# GOAL OF THE EXERCISE
Every line from the one containing "What's the underlying" to the final line of the material below must be reproduced exactly; leave out all other lines.

# START OF DATA IN THIS EXERCISE

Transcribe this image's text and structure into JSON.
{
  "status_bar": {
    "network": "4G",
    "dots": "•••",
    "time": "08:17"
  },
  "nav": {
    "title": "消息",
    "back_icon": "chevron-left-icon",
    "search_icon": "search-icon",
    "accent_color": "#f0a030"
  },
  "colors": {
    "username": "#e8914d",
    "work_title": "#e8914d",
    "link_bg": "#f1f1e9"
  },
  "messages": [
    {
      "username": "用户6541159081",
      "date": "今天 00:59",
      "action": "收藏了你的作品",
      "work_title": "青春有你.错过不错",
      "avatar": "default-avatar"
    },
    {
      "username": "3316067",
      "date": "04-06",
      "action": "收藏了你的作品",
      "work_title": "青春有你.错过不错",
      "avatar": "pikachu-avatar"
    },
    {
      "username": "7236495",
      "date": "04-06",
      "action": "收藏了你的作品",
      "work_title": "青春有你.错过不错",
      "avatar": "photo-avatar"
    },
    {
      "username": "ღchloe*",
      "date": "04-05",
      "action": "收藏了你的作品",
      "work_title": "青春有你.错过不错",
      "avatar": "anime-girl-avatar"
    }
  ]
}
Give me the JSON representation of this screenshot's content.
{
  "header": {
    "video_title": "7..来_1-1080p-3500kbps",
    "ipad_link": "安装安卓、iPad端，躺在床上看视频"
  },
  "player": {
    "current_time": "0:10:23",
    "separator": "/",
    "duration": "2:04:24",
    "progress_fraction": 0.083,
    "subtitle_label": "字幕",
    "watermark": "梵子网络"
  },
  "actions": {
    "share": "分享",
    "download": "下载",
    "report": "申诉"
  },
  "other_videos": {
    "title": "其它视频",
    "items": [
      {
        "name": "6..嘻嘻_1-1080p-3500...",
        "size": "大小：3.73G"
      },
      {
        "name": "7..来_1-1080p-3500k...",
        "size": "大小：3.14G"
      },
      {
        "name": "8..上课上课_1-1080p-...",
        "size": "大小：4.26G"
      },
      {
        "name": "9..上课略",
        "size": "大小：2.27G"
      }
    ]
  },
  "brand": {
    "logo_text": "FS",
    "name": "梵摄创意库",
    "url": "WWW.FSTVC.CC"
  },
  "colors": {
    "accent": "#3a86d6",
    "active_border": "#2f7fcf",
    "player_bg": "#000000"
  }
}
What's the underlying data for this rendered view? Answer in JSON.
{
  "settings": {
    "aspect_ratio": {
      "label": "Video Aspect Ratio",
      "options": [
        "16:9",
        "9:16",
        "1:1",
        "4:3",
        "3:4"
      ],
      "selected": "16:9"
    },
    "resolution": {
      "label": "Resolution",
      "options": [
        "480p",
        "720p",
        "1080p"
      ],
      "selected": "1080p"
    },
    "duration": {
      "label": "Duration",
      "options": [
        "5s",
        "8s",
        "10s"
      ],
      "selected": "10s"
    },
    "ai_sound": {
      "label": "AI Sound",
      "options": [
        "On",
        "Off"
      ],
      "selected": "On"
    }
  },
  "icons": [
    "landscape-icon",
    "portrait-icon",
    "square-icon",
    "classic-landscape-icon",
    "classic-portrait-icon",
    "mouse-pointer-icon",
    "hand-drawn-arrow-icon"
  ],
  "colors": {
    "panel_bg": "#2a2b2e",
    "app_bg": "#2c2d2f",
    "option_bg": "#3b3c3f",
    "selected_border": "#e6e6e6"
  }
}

# END OF DATA IN THIS EXERCISE

# OUTPUT OF THE EXERCISE
What's the underlying data for this rendered view? Answer in JSON.
{
  "settings": {
    "aspect_ratio": {
      "label": "Video Aspect Ratio",
      "options": [
        "16:9",
        "9:16",
        "1:1",
        "4:3",
        "3:4"
      ],
      "selected": "16:9"
    },
    "resolution": {
      "label": "Resolution",
      "options": [
        "480p",
        "720p",
        "1080p"
      ],
      "selected": "1080p"
    },
    "duration": {
      "label": "Duration",
      "options": [
        "5s",
        "8s",
        "10s"
      ],
      "selected": "10s"
    },
    "ai_sound": {
      "label": "AI Sound",
      "options": [
        "On",
        "Off"
      ],
      "selected": "On"
    }
  },
  "icons": [
    "landscape-icon",
    "portrait-icon",
    "square-icon",
    "classic-landscape-icon",
    "classic-portrait-icon",
    "mouse-pointer-icon",
    "hand-drawn-arrow-icon"
  ],
  "colors": {
    "panel_bg": "#2a2b2e",
    "app_bg": "#2c2d2f",
    "option_bg": "#3b3c3f",
    "selected_border": "#e6e6e6"
  }
}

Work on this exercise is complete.